Record list:
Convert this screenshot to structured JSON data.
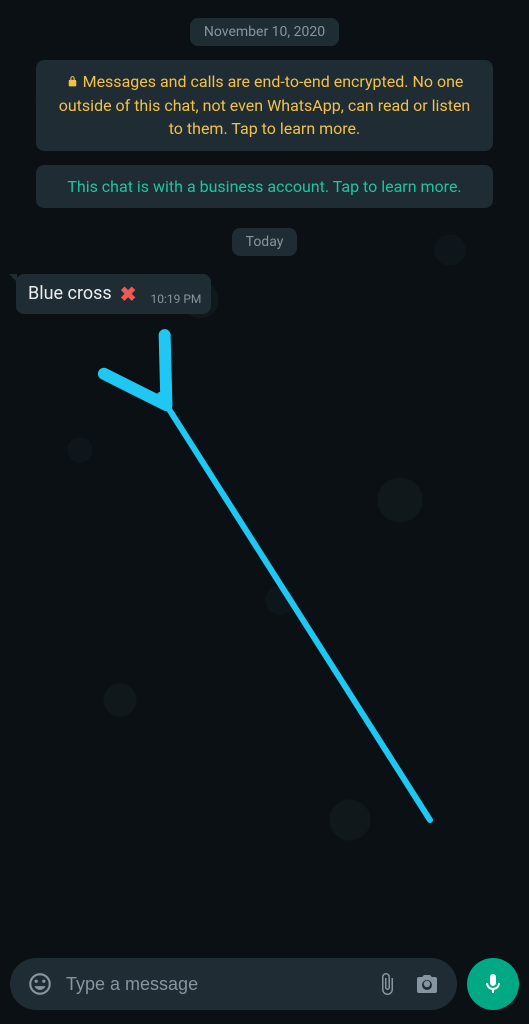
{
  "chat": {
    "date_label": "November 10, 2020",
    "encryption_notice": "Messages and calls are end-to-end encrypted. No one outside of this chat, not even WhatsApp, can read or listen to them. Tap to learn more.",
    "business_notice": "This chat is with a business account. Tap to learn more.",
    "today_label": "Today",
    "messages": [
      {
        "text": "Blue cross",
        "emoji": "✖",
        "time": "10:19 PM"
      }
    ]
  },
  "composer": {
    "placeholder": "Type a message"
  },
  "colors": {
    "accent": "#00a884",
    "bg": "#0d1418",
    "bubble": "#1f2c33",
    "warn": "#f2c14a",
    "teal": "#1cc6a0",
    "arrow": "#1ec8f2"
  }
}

Aim of the exercise: Transcribe every record above exactly, leaving out the pictures.

Answer to the exercise:
Convert this screenshot to structured JSON data.
{
  "chat": {
    "date_label": "November 10, 2020",
    "encryption_notice": "Messages and calls are end-to-end encrypted. No one outside of this chat, not even WhatsApp, can read or listen to them. Tap to learn more.",
    "business_notice": "This chat is with a business account. Tap to learn more.",
    "today_label": "Today",
    "messages": [
      {
        "text": "Blue cross",
        "emoji": "✖",
        "time": "10:19 PM"
      }
    ]
  },
  "composer": {
    "placeholder": "Type a message"
  },
  "colors": {
    "accent": "#00a884",
    "bg": "#0d1418",
    "bubble": "#1f2c33",
    "warn": "#f2c14a",
    "teal": "#1cc6a0",
    "arrow": "#1ec8f2"
  }
}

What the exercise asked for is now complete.